Excerpted text:
┌──

# My Worst Fear



## pgandy (Aug 15, 2011)

One of my worst fears has come true. The kid next door now has a drum. AGGHHHH!!!


----------



## ghost0311/8541 (Jan 6, 2013)

i had a girl that lived just down the road that had a dead beat boy friend that started playing drums at about 10 at night until 3 in the am i asked him to stop he said no so when i got up to go to work i stop out side there house and lay on my horn he asked me to stop because he was trying to sleep after a week of me doing that he stoped.


----------



## Tag (Jun 11, 2014)

I could put a stop to that in a millisecond. Every time they started to play I would sing.


----------



## leon13 (Oct 4, 2012)

Start playing the Gitarre


----------



## Alfred E.M. (Jul 5, 2014)

*I'd say call in a drone strike, but the collateral damage might git ya.*


----------



## treefork (Feb 1, 2010)




----------



## Chuck Daehler (Mar 17, 2015)

I had the same thing, the neighborhood problem child-adult blankety blank got a drum set for Christmas...a whole dang drum set et al After one or two sessions of his learning curve that sounded more like a war than a drummer, we all got together since our houses were built smack dab together and sound travels well through solid masonry. We gave him an extremely strong suggestion that he play his drum set after the hours of 9AM all the way to 9PM, period. 12 hours at his disposal was a fair suggestion...12 hours of quiet for US was as well. Someone reminded him that non compliance with "the suggestions" would result in possibly his car tires would be flat, all four, someone else and someone else and yet someone else reminded him of other "affects" if disturbing the peace was gonna be his respect for the neighborhood. He complied immediately with absolutely no resistance...fortunately he and his drums moved out a year later...he was a renter only.


----------



## Imperial (Feb 9, 2011)

pick up a tuba and an air compressor, play away


----------



## NaturalFork (Jan 21, 2010)

If I had neighbors in close proximity they would hate me. I have an entire band room!


----------

└──

Instruction: In the forum thread, what hours did the neighbors tell the man with the new drum set he could play? The entries after this forum thread are separate material.

Entries provided:
┌──

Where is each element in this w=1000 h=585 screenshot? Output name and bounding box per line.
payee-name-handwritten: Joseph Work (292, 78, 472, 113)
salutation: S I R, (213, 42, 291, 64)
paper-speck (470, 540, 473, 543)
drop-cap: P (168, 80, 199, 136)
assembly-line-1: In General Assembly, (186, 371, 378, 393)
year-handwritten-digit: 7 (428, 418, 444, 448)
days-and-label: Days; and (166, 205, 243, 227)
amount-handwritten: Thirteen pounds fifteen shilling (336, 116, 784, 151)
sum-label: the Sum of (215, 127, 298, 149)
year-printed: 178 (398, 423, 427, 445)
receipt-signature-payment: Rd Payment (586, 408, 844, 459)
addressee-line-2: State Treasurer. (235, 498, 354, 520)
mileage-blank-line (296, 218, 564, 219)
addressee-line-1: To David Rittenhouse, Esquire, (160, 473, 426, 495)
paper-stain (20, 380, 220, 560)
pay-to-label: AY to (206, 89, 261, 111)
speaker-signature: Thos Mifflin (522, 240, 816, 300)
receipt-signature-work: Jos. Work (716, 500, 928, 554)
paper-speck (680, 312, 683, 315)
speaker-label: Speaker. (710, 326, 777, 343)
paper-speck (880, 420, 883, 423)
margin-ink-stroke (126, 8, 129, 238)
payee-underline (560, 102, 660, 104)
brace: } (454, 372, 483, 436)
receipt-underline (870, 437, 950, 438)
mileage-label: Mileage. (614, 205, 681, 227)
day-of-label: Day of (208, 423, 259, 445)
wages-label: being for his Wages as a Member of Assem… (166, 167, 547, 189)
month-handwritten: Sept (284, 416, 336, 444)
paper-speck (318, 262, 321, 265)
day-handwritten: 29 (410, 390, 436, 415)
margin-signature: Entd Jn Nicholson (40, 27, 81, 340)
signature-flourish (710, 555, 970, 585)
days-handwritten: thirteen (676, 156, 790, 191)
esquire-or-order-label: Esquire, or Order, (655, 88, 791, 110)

└──

Exercise result: From 9AM to 9PM.